Tarea
Copia sin cambios el pasaje del hilo sobre la expresión francesa «avoir du cul» que va desde "Gracias, Pierrot y" hasta "me haga caso?".

Fragmento del texto
= = = =

# On n'a pas eu de cul



## jleroux

*On n'a pas eu de cul

*en general la expresión "avoir de cul"


----------



## pierrot_pampa

"Avoir du cul" significa "tener suerte", es muy coloquial.


----------



## Gévy

Hola:

Sólo añadir que la forma afirmativa es *avoir du cul*. 
La negativa, *ne pas avoir de cul*.

En España hablaríamos de "tener potra", por ejemplo. No sé cómo sería en México... ¿Nos lo dices? 

Te dejo aquí otro hilo con una expresión francesa equivalente:
avoir du bol

Bisous,

Gévy


----------



## jleroux

Gracias, Pierrot y Gévi
Por acá hay una expresión curiosa que usan los chavos: "tener tanta suerte"
- Me le voy a lanzar a la Lupe, crees que me haga caso?
- Tendrás tanta suerte... (ni lo sueñes)
Avoir du cul es simplemente tener suerte


----------



## Gévy

Rebonjour Jleroux, 

Gracias a ti por darnos la versión mexicana. Es curioso, sí, esta antifrasis con el tanto.

= = = =

Extracto de datos
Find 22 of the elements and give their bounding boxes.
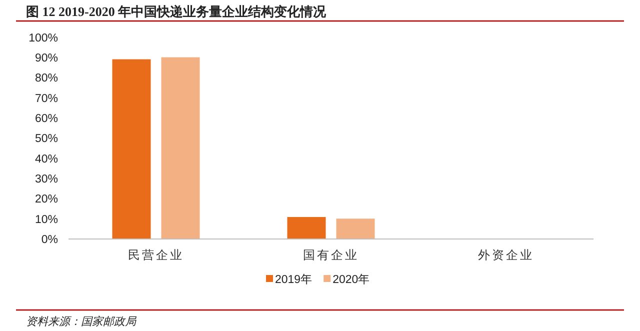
x-tick-label: 外资企业 <box>478 248 534 262</box>
y-tick-label: 10% <box>34 214 58 226</box>
bar <box>336 218 375 239</box>
y-tick-label: 50% <box>34 133 58 146</box>
y-tick-label: 30% <box>34 173 58 186</box>
bar <box>287 217 326 239</box>
x-tick-label: 民营企业 <box>128 248 184 262</box>
bar <box>161 57 200 239</box>
y-tick-label: 20% <box>34 194 58 206</box>
bar <box>112 59 151 239</box>
y-tick-label: 100% <box>28 32 58 44</box>
y-tick-label: 0% <box>41 234 58 246</box>
y-tick-label: 90% <box>34 52 58 64</box>
y-tick-label: 70% <box>34 92 58 105</box>
y-tick-label: 60% <box>34 112 58 125</box>
legend-label: 2019年 <box>275 273 313 286</box>
legend-label: 2020年 <box>332 273 370 286</box>
x-tick-label: 国有企业 <box>303 248 359 262</box>
y-tick-label: 40% <box>34 153 58 166</box>
y-tick-label: 80% <box>34 72 58 85</box>
chart-title: 图 12 2019-2020 年中国快递业务量企业结构变化情况 <box>26 4 328 19</box>
text: 资料来源：国家邮政局 <box>26 315 137 328</box>
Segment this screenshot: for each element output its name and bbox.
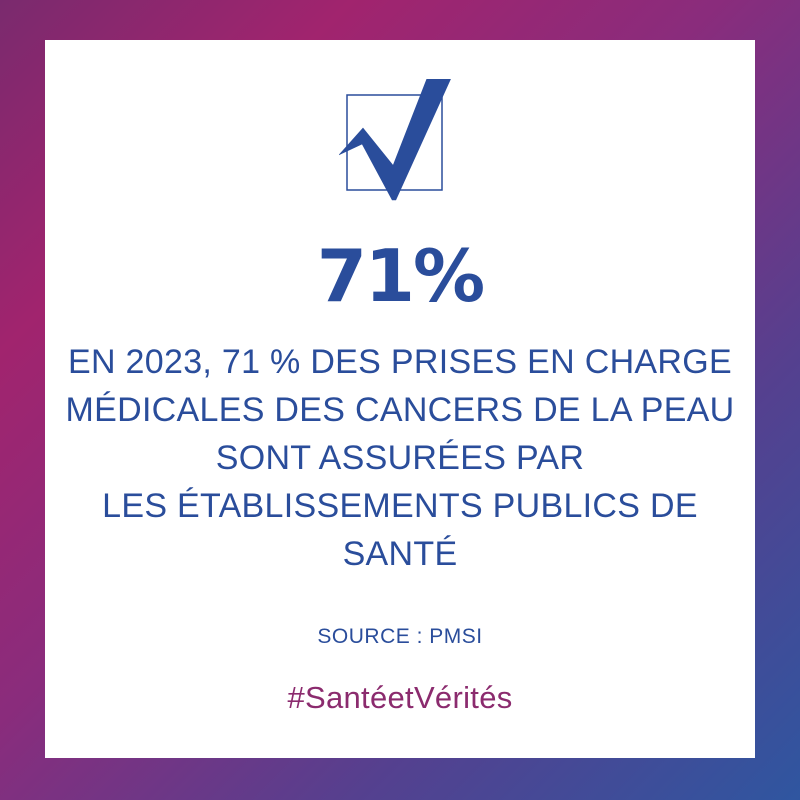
source-label: SOURCE : PMSI bbox=[317, 625, 483, 648]
description-line: EN 2023, 71 % DES PRISES EN CHARGE bbox=[67, 343, 732, 381]
check-tick bbox=[339, 79, 451, 201]
percentage-stat: 71% bbox=[316, 234, 485, 318]
description-line: MÉDICALES DES CANCERS DE LA PEAU bbox=[65, 391, 735, 429]
checkmark-icon bbox=[339, 79, 461, 211]
hashtag-label: #SantéetVérités bbox=[287, 680, 513, 715]
description-line: SANTÉ bbox=[342, 535, 458, 573]
description-line: LES ÉTABLISSEMENTS PUBLICS DE bbox=[102, 487, 698, 525]
description-line: SONT ASSURÉES PAR bbox=[215, 439, 585, 477]
description-text: EN 2023, 71 % DES PRISES EN CHARGE MÉDIC… bbox=[45, 338, 755, 578]
info-card: 71% EN 2023, 71 % DES PRISES EN CHARGE M… bbox=[45, 40, 755, 758]
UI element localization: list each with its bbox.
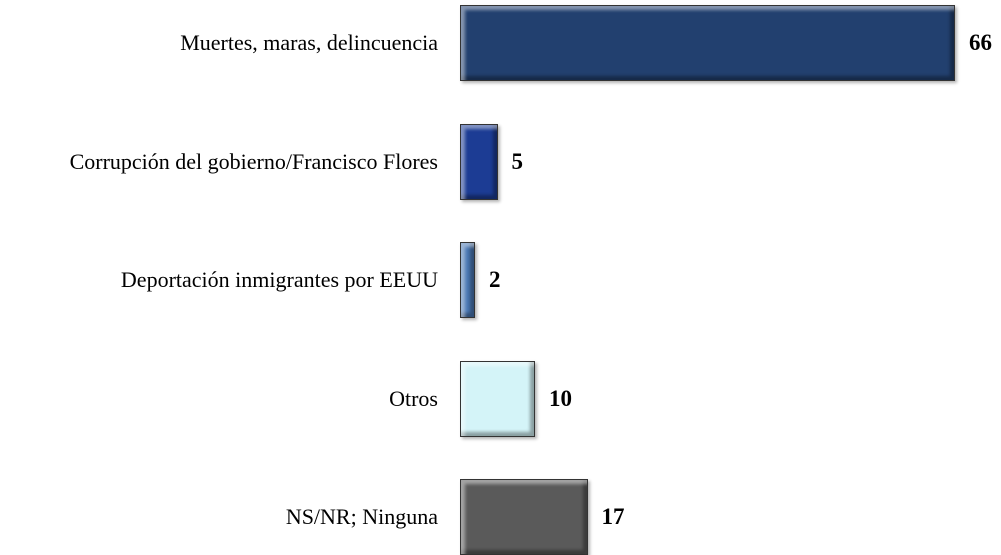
value-label: 66 <box>969 30 992 55</box>
category-label: Otros <box>389 385 438 411</box>
value-label: 10 <box>549 385 572 411</box>
value-label: 17 <box>601 504 625 529</box>
bar <box>460 242 475 318</box>
bar <box>460 123 498 200</box>
bar <box>460 5 955 81</box>
value-label: 5 <box>511 148 524 174</box>
bar <box>460 479 588 555</box>
category-label: Muertes, maras, delincuencia <box>180 30 438 55</box>
value-label: 2 <box>489 267 501 292</box>
category-label: NS/NR; Ninguna <box>285 504 438 529</box>
category-label: Corrupción del gobierno/Francisco Flores <box>69 148 438 174</box>
category-label: Deportación inmigrantes por EEUU <box>120 267 438 292</box>
bar <box>460 360 535 437</box>
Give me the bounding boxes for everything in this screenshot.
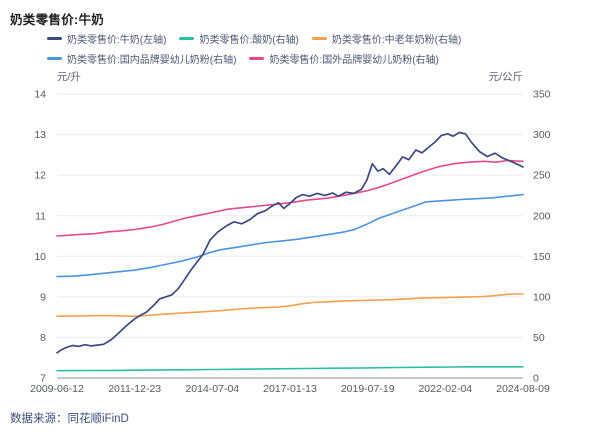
legend-dash-milk-icon: [47, 37, 62, 40]
left-axis-unit: 元/升: [57, 71, 81, 83]
series-line-2: [56, 293, 524, 318]
y-axis-left-labels: 14 13 12 11 10 9 8 7: [34, 89, 46, 385]
y-left-tick-label: 11: [35, 210, 46, 222]
y-right-tick-label: 100: [533, 292, 551, 304]
y-left-tick-label: 8: [40, 332, 46, 344]
legend-dash-senior-milk-powder-icon: [311, 37, 327, 40]
y-left-tick-label: 13: [34, 129, 46, 141]
legend-item-yogurt[interactable]: 奶类零售价:酸奶(右轴): [179, 31, 299, 46]
x-tick-label: 2022-02-04: [418, 383, 472, 395]
y-left-tick-label: 12: [34, 170, 46, 182]
legend-item-milk[interactable]: 奶类零售价:牛奶(左轴): [47, 31, 166, 46]
x-axis-labels: 2009-06-12 2011-12-23 2014-07-04 2017-01-13…: [30, 383, 550, 395]
y-right-tick-label: 350: [533, 89, 551, 101]
page-title: 奶类零售价:牛奶: [10, 13, 105, 27]
legend-label-senior-milk-powder: 奶类零售价:中老年奶粉(右轴): [331, 35, 462, 46]
y-right-tick-label: 300: [533, 129, 551, 141]
legend-item-foreign-infant-formula[interactable]: 奶类零售价:国外品牌婴幼儿奶粉(右轴): [249, 51, 439, 66]
legend-dash-domestic-infant-formula-icon: [47, 57, 62, 60]
x-tick-label: 2017-01-13: [263, 383, 317, 395]
y-left-tick-label: 14: [34, 89, 46, 101]
y-left-tick-label: 10: [34, 251, 46, 263]
y-right-tick-label: 0: [533, 373, 539, 385]
data-source-label: 数据来源：同花顺iFinD: [10, 413, 129, 425]
legend-item-domestic-infant-formula[interactable]: 奶类零售价:国内品牌婴幼儿奶粉(右轴): [47, 51, 236, 66]
legend-row-2: 奶类零售价:国内品牌婴幼儿奶粉(右轴) 奶类零售价:国外品牌婴幼儿奶粉(右轴): [47, 51, 461, 66]
legend-label-domestic-infant-formula: 奶类零售价:国内品牌婴幼儿奶粉(右轴): [67, 55, 237, 66]
x-tick-label: 2009-06-12: [30, 383, 84, 395]
legend: 奶类零售价:牛奶(左轴) 奶类零售价:酸奶(右轴) 奶类零售价:中老年奶粉(右轴…: [47, 31, 461, 71]
series-line-1: [56, 365, 524, 372]
y-right-tick-label: 50: [533, 332, 545, 344]
legend-dash-yogurt-icon: [179, 37, 195, 40]
legend-label-milk: 奶类零售价:牛奶(左轴): [67, 35, 167, 46]
x-tick-label: 2024-08-09: [496, 383, 550, 395]
series-line-3: [56, 193, 524, 278]
y-axis-right-labels: 350 300 250 200 150 100 50 0: [533, 89, 551, 385]
y-left-tick-label: 9: [40, 292, 46, 304]
x-tick-label: 2019-07-19: [341, 383, 395, 395]
legend-label-yogurt: 奶类零售价:酸奶(右轴): [199, 35, 299, 46]
legend-item-senior-milk-powder[interactable]: 奶类零售价:中老年奶粉(右轴): [311, 31, 462, 46]
right-axis-unit: 元/公斤: [488, 71, 523, 83]
plot-area[interactable]: [57, 94, 523, 378]
series-lines: [56, 131, 524, 372]
x-tick-label: 2011-12-23: [108, 383, 161, 395]
y-right-tick-label: 200: [533, 210, 551, 222]
legend-row-1: 奶类零售价:牛奶(左轴) 奶类零售价:酸奶(右轴) 奶类零售价:中老年奶粉(右轴…: [47, 31, 461, 46]
legend-dash-foreign-infant-formula-icon: [249, 57, 265, 60]
y-right-tick-label: 150: [533, 251, 551, 263]
legend-label-foreign-infant-formula: 奶类零售价:国外品牌婴幼儿奶粉(右轴): [269, 55, 439, 66]
y-left-tick-label: 7: [40, 373, 46, 385]
y-right-tick-label: 250: [533, 170, 551, 182]
series-line-0: [56, 131, 524, 354]
x-tick-label: 2014-07-04: [185, 383, 239, 395]
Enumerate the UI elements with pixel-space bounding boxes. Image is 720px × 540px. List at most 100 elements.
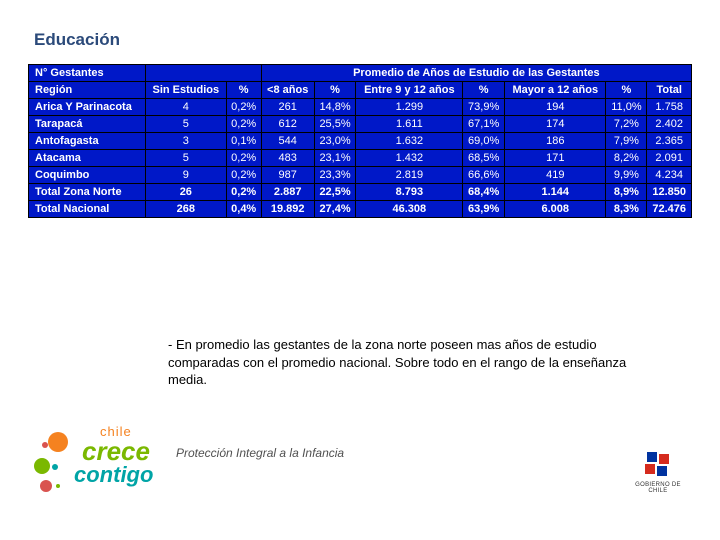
data-cell: 9: [146, 167, 227, 184]
col-h-1: %: [226, 82, 261, 99]
data-cell: 68,5%: [463, 150, 505, 167]
logo-chile-crece-contigo: chile crece contigo: [36, 418, 186, 496]
data-cell: 171: [505, 150, 606, 167]
data-cell: 0,2%: [226, 99, 261, 116]
table-row: Arica Y Parinacota40,2%26114,8%1.29973,9…: [29, 99, 692, 116]
gestantes-table: N° Gestantes Promedio de Años de Estudio…: [28, 64, 692, 218]
data-cell: 3: [146, 133, 227, 150]
data-cell: 2.402: [647, 116, 692, 133]
data-cell: 419: [505, 167, 606, 184]
data-cell: 8,3%: [606, 201, 647, 218]
data-cell: 12.850: [647, 184, 692, 201]
data-cell: 186: [505, 133, 606, 150]
data-cell: 4.234: [647, 167, 692, 184]
data-cell: 0,4%: [226, 201, 261, 218]
table-row: Total Nacional2680,4%19.89227,4%46.30863…: [29, 201, 692, 218]
table-row: Coquimbo90,2%98723,3%2.81966,6%4199,9%4.…: [29, 167, 692, 184]
col-promedio: Promedio de Años de Estudio de las Gesta…: [261, 65, 691, 82]
data-cell: 987: [261, 167, 314, 184]
data-cell: 0,2%: [226, 184, 261, 201]
data-cell: 72.476: [647, 201, 692, 218]
region-cell: Total Zona Norte: [29, 184, 146, 201]
data-cell: 8,2%: [606, 150, 647, 167]
data-cell: 2.819: [356, 167, 463, 184]
data-cell: 23,3%: [314, 167, 356, 184]
data-cell: 268: [146, 201, 227, 218]
data-cell: 483: [261, 150, 314, 167]
logo-text-contigo: contigo: [74, 462, 153, 488]
region-cell: Atacama: [29, 150, 146, 167]
footnote-text: - En promedio las gestantes de la zona n…: [168, 336, 628, 389]
table-body: Arica Y Parinacota40,2%26114,8%1.29973,9…: [29, 99, 692, 218]
data-cell: 9,9%: [606, 167, 647, 184]
col-region: Región: [29, 82, 146, 99]
flag-icon: [645, 452, 671, 478]
col-blank1: [146, 65, 262, 82]
data-cell: 8,9%: [606, 184, 647, 201]
data-cell: 7,2%: [606, 116, 647, 133]
col-h-3: %: [314, 82, 356, 99]
data-cell: 2.365: [647, 133, 692, 150]
data-cell: 22,5%: [314, 184, 356, 201]
col-h-8: Total: [647, 82, 692, 99]
data-cell: 25,5%: [314, 116, 356, 133]
region-cell: Coquimbo: [29, 167, 146, 184]
data-cell: 261: [261, 99, 314, 116]
data-cell: 63,9%: [463, 201, 505, 218]
region-cell: Tarapacá: [29, 116, 146, 133]
data-cell: 23,0%: [314, 133, 356, 150]
subtitle-text: Protección Integral a la Infancia: [176, 446, 344, 460]
data-cell: 0,1%: [226, 133, 261, 150]
data-cell: 1.432: [356, 150, 463, 167]
data-table-container: N° Gestantes Promedio de Años de Estudio…: [28, 64, 692, 218]
data-cell: 5: [146, 150, 227, 167]
col-gestantes: N° Gestantes: [29, 65, 146, 82]
table-row: Total Zona Norte260,2%2.88722,5%8.79368,…: [29, 184, 692, 201]
page-title: Educación: [34, 30, 120, 50]
data-cell: 2.091: [647, 150, 692, 167]
data-cell: 11,0%: [606, 99, 647, 116]
col-h-6: Mayor a 12 años: [505, 82, 606, 99]
table-row: Antofagasta30,1%54423,0%1.63269,0%1867,9…: [29, 133, 692, 150]
data-cell: 23,1%: [314, 150, 356, 167]
data-cell: 26: [146, 184, 227, 201]
data-cell: 1.758: [647, 99, 692, 116]
data-cell: 194: [505, 99, 606, 116]
data-cell: 1.144: [505, 184, 606, 201]
data-cell: 612: [261, 116, 314, 133]
region-cell: Arica Y Parinacota: [29, 99, 146, 116]
data-cell: 8.793: [356, 184, 463, 201]
logo-gobierno-chile: GOBIERNO DE CHILE: [628, 452, 688, 494]
data-cell: 67,1%: [463, 116, 505, 133]
col-h-5: %: [463, 82, 505, 99]
data-cell: 7,9%: [606, 133, 647, 150]
table-row: Atacama50,2%48323,1%1.43268,5%1718,2%2.0…: [29, 150, 692, 167]
region-cell: Antofagasta: [29, 133, 146, 150]
data-cell: 5: [146, 116, 227, 133]
col-h-7: %: [606, 82, 647, 99]
table-row: Tarapacá50,2%61225,5%1.61167,1%1747,2%2.…: [29, 116, 692, 133]
data-cell: 174: [505, 116, 606, 133]
data-cell: 1.611: [356, 116, 463, 133]
data-cell: 19.892: [261, 201, 314, 218]
data-cell: 1.632: [356, 133, 463, 150]
region-cell: Total Nacional: [29, 201, 146, 218]
data-cell: 46.308: [356, 201, 463, 218]
data-cell: 0,2%: [226, 167, 261, 184]
data-cell: 544: [261, 133, 314, 150]
col-h-4: Entre 9 y 12 años: [356, 82, 463, 99]
data-cell: 0,2%: [226, 150, 261, 167]
data-cell: 0,2%: [226, 116, 261, 133]
data-cell: 1.299: [356, 99, 463, 116]
data-cell: 14,8%: [314, 99, 356, 116]
data-cell: 6.008: [505, 201, 606, 218]
data-cell: 73,9%: [463, 99, 505, 116]
data-cell: 69,0%: [463, 133, 505, 150]
data-cell: 68,4%: [463, 184, 505, 201]
col-h-2: <8 años: [261, 82, 314, 99]
data-cell: 2.887: [261, 184, 314, 201]
col-h-0: Sin Estudios: [146, 82, 227, 99]
gobierno-label: GOBIERNO DE CHILE: [628, 482, 688, 494]
data-cell: 27,4%: [314, 201, 356, 218]
data-cell: 4: [146, 99, 227, 116]
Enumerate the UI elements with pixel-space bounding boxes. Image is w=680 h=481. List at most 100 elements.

= = = =

Respuesta completa
Gracias, Pierrot y Gévi
Por acá hay una expresión curiosa que usan los chavos: "tener tanta suerte"
- Me le voy a lanzar a la Lupe, crees que me haga caso?